# WHAT TO WORK ON
List all lines in the material below that contain "city".

# SOURCE DATA

=====

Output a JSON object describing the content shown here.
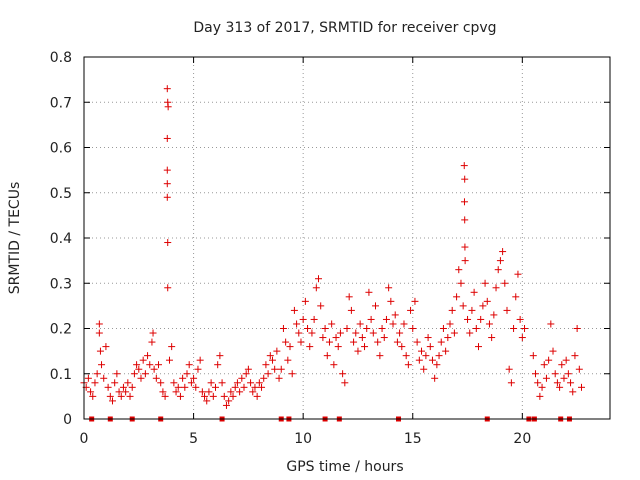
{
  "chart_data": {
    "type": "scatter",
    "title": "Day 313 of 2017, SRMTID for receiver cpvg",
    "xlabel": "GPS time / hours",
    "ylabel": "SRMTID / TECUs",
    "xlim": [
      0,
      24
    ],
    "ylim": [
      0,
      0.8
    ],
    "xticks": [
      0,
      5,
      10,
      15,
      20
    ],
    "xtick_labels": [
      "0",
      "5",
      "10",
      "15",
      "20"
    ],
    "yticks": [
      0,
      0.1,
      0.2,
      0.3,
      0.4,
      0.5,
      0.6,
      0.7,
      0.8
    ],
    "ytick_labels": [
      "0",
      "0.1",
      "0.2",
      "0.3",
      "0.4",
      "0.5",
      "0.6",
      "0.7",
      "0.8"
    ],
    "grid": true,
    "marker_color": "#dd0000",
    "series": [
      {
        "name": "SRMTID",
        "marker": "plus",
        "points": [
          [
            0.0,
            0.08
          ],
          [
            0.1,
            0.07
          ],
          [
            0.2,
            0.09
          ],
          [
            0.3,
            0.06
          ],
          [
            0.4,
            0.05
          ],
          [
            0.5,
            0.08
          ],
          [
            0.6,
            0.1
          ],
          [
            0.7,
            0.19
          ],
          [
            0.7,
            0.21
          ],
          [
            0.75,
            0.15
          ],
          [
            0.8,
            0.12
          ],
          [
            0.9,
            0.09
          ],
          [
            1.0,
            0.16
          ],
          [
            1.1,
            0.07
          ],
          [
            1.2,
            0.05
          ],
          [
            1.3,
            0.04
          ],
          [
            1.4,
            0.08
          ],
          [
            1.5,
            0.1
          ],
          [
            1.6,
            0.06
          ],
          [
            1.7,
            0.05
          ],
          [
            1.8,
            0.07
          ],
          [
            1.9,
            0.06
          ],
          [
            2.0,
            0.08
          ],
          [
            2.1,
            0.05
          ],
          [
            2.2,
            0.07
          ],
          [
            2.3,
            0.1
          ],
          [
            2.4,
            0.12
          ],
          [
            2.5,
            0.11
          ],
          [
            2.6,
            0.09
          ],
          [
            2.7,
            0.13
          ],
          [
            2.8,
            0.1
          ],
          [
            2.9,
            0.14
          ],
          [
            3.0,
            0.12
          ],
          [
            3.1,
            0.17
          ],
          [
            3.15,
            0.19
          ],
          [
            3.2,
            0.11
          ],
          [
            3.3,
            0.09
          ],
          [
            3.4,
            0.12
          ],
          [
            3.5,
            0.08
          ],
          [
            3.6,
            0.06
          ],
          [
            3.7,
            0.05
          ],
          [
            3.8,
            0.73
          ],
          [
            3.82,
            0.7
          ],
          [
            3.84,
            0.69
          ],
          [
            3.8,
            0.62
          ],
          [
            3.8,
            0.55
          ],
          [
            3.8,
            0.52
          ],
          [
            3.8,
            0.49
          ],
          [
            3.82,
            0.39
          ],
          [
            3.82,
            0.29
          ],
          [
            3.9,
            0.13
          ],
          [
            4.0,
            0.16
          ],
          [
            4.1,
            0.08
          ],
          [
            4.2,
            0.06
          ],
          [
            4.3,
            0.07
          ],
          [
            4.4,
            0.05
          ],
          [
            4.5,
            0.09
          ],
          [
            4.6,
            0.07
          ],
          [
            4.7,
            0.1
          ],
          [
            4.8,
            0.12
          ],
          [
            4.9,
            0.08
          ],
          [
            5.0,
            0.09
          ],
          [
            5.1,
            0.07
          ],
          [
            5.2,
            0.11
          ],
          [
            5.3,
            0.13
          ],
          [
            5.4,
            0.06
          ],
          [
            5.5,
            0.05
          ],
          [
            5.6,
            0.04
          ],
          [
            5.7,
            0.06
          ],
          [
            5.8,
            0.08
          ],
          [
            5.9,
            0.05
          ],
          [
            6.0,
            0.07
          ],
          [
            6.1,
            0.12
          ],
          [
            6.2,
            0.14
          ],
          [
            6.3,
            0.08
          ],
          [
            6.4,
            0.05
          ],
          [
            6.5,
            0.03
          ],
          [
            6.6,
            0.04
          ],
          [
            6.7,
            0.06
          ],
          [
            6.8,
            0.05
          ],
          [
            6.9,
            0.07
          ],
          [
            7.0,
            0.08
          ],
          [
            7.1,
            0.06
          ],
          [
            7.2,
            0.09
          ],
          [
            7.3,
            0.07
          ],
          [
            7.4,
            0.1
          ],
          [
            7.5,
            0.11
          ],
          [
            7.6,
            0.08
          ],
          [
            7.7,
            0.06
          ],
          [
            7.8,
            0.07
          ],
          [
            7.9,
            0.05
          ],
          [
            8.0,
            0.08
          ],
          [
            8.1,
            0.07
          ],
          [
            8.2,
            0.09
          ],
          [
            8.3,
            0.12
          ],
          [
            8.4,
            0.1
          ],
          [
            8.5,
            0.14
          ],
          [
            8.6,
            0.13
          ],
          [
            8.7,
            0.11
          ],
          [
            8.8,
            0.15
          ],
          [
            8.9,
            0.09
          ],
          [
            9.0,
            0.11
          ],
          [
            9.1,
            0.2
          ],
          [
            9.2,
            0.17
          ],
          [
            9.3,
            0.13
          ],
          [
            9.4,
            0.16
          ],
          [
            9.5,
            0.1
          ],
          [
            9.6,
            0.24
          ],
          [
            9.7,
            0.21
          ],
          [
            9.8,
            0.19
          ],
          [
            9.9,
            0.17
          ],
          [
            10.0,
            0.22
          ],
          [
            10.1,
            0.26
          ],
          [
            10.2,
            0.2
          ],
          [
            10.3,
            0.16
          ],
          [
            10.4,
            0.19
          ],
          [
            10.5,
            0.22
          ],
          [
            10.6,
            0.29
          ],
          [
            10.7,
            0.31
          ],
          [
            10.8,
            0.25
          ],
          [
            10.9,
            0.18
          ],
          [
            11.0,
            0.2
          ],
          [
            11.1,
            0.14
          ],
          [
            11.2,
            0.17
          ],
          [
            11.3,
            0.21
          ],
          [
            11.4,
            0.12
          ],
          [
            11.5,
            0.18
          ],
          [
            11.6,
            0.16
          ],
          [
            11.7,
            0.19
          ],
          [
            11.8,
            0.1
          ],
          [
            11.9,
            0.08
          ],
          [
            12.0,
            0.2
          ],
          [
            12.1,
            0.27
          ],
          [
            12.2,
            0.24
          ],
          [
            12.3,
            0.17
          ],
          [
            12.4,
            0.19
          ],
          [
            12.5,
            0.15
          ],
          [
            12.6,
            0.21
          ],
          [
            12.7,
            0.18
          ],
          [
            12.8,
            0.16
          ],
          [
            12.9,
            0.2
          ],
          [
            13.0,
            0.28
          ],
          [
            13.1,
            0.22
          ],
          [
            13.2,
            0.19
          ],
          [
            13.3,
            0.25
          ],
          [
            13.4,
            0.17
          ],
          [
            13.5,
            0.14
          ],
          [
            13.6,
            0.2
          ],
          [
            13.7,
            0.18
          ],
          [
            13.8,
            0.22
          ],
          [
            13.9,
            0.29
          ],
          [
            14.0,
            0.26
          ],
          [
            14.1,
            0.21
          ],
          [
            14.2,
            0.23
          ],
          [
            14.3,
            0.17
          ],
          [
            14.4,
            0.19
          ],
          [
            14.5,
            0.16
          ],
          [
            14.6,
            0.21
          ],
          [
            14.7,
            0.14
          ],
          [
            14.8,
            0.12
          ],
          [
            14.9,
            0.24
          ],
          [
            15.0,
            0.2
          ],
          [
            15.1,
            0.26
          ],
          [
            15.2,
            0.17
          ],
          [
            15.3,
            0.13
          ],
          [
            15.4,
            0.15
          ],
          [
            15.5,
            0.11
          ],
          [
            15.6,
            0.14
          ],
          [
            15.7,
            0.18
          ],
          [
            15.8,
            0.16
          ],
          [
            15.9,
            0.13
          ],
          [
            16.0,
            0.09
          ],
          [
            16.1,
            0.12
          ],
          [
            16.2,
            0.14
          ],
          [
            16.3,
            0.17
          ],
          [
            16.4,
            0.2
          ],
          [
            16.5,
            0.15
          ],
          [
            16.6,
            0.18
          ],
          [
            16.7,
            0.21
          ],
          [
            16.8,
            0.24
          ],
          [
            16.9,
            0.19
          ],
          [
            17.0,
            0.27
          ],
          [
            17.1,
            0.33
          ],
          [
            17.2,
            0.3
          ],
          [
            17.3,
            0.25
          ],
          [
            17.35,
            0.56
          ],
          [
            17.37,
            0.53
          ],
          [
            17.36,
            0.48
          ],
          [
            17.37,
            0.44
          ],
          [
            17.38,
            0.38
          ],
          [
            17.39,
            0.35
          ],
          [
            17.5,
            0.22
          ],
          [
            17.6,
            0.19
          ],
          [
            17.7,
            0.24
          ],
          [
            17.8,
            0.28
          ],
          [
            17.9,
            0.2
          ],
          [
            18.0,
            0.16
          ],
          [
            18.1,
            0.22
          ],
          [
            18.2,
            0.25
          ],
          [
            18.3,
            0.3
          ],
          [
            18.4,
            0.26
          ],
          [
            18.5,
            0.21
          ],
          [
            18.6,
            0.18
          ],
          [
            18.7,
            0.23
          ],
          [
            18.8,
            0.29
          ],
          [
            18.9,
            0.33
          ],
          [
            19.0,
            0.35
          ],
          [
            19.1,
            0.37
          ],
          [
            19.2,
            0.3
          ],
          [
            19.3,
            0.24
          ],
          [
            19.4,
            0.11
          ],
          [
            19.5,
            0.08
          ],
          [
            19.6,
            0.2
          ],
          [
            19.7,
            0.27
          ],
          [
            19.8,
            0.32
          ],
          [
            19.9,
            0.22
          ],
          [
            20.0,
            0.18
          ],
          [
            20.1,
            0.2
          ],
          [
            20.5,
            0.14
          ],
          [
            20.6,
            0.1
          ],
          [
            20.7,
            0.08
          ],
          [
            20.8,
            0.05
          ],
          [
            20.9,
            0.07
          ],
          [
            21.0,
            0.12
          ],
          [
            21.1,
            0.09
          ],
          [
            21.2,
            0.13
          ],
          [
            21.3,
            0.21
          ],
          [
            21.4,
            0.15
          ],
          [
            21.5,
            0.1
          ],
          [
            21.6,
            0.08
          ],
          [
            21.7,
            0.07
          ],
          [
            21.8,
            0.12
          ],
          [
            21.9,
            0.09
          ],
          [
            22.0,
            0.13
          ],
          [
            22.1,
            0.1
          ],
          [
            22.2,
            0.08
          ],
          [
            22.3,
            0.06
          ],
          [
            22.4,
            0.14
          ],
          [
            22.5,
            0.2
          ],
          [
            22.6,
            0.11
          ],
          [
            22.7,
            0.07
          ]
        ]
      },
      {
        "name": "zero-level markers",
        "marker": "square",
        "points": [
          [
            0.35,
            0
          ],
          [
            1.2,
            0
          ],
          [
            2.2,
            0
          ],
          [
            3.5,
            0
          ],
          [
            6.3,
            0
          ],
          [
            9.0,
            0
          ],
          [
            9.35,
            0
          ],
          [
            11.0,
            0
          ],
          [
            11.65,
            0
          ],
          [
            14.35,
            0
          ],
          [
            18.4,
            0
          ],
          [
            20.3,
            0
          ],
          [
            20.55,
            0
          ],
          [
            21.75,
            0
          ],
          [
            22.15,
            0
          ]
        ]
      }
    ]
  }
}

=====

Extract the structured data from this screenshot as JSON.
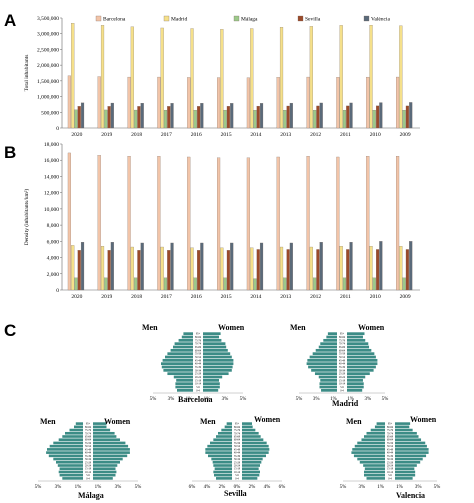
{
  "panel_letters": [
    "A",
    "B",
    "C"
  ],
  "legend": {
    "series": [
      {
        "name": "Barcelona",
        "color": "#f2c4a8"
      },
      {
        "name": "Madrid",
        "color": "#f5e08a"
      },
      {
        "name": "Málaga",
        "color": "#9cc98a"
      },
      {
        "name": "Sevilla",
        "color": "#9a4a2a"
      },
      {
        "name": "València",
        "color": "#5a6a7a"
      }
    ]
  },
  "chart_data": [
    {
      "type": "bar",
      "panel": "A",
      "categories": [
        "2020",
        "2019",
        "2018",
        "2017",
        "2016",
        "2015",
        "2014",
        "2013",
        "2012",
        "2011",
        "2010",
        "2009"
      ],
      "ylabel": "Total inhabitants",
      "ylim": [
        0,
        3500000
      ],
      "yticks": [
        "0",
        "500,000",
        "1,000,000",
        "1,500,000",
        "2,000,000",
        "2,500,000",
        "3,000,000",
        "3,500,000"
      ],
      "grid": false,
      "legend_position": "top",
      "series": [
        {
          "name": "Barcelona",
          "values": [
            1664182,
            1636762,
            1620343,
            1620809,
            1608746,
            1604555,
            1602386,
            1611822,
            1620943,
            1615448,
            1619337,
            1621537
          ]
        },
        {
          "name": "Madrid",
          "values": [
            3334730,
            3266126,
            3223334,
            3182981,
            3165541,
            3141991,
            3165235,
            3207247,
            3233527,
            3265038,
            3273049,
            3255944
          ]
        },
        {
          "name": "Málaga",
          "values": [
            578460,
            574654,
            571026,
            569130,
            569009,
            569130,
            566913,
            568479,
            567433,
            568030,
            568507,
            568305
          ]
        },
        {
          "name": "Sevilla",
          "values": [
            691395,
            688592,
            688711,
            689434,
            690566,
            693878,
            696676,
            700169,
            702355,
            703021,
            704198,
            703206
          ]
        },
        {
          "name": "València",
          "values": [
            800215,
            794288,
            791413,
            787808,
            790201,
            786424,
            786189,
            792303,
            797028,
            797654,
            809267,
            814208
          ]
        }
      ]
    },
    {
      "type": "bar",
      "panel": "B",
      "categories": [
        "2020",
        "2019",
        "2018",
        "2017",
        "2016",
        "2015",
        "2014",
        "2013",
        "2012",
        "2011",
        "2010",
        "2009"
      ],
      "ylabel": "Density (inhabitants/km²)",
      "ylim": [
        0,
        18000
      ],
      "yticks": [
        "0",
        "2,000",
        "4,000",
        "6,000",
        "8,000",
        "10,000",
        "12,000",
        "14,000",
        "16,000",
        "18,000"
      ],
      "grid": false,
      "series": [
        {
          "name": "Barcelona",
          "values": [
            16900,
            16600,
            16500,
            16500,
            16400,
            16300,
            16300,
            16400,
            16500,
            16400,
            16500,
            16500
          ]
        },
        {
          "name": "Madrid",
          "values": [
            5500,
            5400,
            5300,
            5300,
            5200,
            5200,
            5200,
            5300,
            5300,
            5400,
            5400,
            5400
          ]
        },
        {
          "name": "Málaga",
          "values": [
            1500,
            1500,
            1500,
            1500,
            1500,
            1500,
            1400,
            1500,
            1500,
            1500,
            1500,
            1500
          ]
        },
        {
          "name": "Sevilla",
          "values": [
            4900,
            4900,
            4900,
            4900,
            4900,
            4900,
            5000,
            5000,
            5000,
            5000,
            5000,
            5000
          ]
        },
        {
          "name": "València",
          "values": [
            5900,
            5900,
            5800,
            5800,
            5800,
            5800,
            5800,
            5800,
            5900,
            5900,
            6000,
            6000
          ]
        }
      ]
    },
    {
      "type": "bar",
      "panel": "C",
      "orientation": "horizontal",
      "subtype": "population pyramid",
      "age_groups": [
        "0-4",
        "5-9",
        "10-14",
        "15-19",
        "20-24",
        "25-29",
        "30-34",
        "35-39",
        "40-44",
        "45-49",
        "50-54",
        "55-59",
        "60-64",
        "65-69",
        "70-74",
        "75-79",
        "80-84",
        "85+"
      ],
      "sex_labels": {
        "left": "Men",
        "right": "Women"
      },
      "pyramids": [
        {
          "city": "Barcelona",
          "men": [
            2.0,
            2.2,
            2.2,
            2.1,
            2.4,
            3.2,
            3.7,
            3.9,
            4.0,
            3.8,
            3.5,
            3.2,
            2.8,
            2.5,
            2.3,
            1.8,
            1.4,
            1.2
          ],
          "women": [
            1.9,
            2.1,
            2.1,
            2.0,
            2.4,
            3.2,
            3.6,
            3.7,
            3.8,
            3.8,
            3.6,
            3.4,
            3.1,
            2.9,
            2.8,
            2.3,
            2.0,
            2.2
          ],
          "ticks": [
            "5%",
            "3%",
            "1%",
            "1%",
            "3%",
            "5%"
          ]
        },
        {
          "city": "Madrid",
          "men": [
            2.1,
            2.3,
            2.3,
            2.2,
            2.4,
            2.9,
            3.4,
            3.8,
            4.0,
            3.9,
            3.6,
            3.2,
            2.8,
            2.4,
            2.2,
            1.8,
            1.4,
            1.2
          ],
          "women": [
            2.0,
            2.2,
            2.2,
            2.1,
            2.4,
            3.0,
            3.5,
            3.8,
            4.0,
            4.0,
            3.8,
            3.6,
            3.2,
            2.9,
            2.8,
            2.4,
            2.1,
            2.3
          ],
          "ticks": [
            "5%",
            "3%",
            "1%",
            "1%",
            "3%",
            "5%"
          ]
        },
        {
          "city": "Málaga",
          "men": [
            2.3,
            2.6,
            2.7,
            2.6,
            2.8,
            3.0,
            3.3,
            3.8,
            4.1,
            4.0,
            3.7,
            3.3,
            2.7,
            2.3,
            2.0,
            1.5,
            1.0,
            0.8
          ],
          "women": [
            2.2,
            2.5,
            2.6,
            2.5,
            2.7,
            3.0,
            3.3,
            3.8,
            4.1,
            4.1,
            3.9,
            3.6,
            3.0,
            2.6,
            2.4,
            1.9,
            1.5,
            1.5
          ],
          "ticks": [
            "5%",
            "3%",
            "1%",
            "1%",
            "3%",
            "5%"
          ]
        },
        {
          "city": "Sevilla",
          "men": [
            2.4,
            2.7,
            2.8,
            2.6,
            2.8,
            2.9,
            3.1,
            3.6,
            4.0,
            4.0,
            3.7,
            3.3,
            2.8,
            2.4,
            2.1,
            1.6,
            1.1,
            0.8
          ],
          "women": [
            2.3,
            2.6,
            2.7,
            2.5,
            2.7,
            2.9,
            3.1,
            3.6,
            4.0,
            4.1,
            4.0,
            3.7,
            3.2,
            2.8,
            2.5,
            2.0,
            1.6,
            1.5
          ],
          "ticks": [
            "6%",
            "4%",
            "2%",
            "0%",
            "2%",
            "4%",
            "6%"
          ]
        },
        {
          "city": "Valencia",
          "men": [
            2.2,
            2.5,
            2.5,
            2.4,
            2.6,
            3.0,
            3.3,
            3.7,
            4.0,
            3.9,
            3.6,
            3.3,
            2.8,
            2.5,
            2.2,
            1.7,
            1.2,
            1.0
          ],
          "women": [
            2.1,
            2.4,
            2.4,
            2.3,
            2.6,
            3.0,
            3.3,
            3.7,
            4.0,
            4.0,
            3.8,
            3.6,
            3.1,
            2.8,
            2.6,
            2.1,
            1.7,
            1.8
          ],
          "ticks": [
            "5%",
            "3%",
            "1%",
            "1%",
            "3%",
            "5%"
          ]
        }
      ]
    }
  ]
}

=====

# RESULT FOR THIS TASK
          "city": "Barcelona",
          "city": "Madrid",
          "city": "Málaga",
          "city": "Sevilla",
          "city": "Valencia",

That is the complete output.